## begin Material for this task

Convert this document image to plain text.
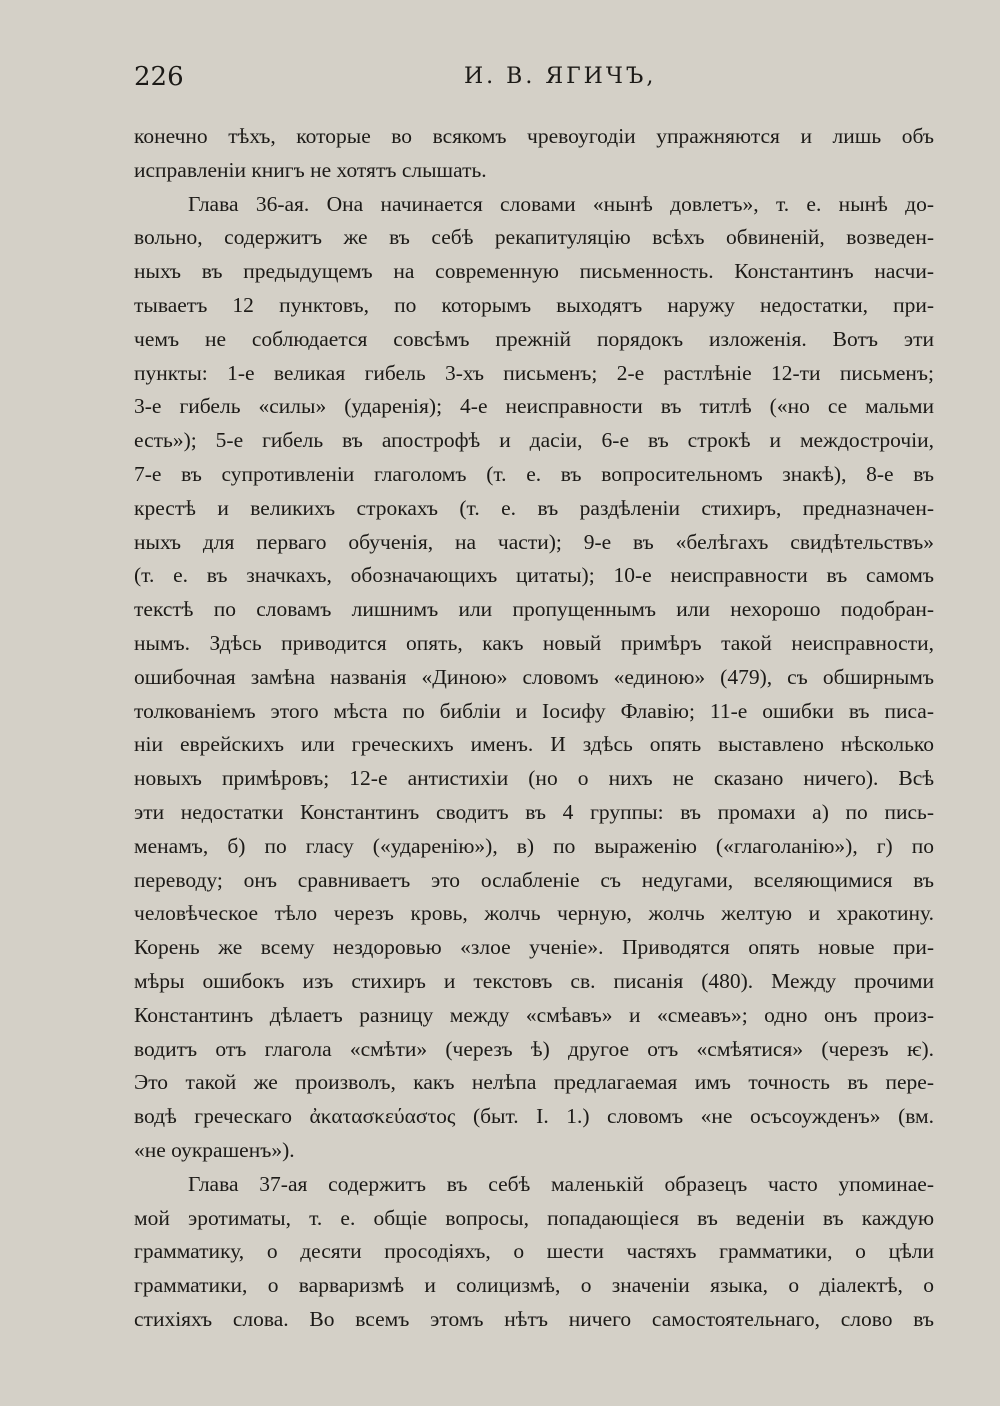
226	И. В. ЯГИЧЪ,
конечно тѣхъ, которые во всякомъ чревоугодіи упражняются и лишь объ
исправленіи книгъ не хотятъ слышать.
Глава 36-ая. Она начинается словами «нынѣ довлетъ», т. е. нынѣ до-
вольно, содержитъ же въ себѣ рекапитуляцію всѣхъ обвиненій, возведен-
ныхъ въ предыдущемъ на современную письменность. Константинъ насчи-
тываетъ 12 пунктовъ, по которымъ выходятъ наружу недостатки, при-
чемъ не соблюдается совсѣмъ прежній порядокъ изложенія. Вотъ эти
пункты: 1-е великая гибель 3-хъ письменъ; 2-е растлѣніе 12-ти письменъ;
3-е гибель «силы» (ударенія); 4-е неисправности въ титлѣ («но се мальми
есть»); 5-е гибель въ апострофѣ и дасіи, 6-е въ строкѣ и междострочіи,
7-е въ супротивленіи глаголомъ (т. е. въ вопросительномъ знакѣ), 8-е въ
крестѣ и великихъ строкахъ (т. е. въ раздѣленіи стихиръ, предназначен-
ныхъ для перваго обученія, на части); 9-е въ «белѣгахъ свидѣтельствъ»
(т. е. въ значкахъ, обозначающихъ цитаты); 10-е неисправности въ самомъ
текстѣ по словамъ лишнимъ или пропущеннымъ или нехорошо подобран-
нымъ. Здѣсь приводится опять, какъ новый примѣръ такой неисправности,
ошибочная замѣна названія «Диною» словомъ «единою» (479), съ обширнымъ
толкованіемъ этого мѣста по библіи и Іосифу Флавію; 11-е ошибки въ писа-
ніи еврейскихъ или греческихъ именъ. И здѣсь опять выставлено нѣсколько
новыхъ примѣровъ; 12-е антистихіи (но о нихъ не сказано ничего). Всѣ
эти недостатки Константинъ сводитъ въ 4 группы: въ промахи а) по пись-
менамъ, б) по гласу («ударенію»), в) по выраженію («глаголанію»), г) по
переводу; онъ сравниваетъ это ослабленіе съ недугами, вселяющимися въ
человѣческое тѣло черезъ кровь, жолчь черную, жолчь желтую и хракотину.
Корень же всему нездоровью «злое ученіе». Приводятся опять новые при-
мѣры ошибокъ изъ стихиръ и текстовъ св. писанія (480). Между прочими
Константинъ дѣлаетъ разницу между «смѣавъ» и «смеавъ»; одно онъ произ-
водитъ отъ глагола «смѣти» (черезъ ѣ) другое отъ «смѣятися» (черезъ ѥ).
Это такой же произволъ, какъ нелѣпа предлагаемая имъ точность въ пере-
водѣ греческаго ἀκατασκεύαστος (быт. I. 1.) словомъ «не осъсоужденъ» (вм.
«не оукрашенъ»).
Глава 37-ая содержитъ въ себѣ маленькій образецъ часто упоминае-
мой эротиматы, т. е. общіе вопросы, попадающіеся въ веденіи въ каждую
грамматику, о десяти просодіяхъ, о шести частяхъ грамматики, о цѣли
грамматики, о варваризмѣ и солицизмѣ, о значеніи языка, о діалектѣ, о
стихіяхъ слова. Во всемъ этомъ нѣтъ ничего самостоятельнаго, слово въ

## end Material for this task

Given problem: Using the material above, work out how many lines contain the string "такой". Give that number alone.

Written reply: 2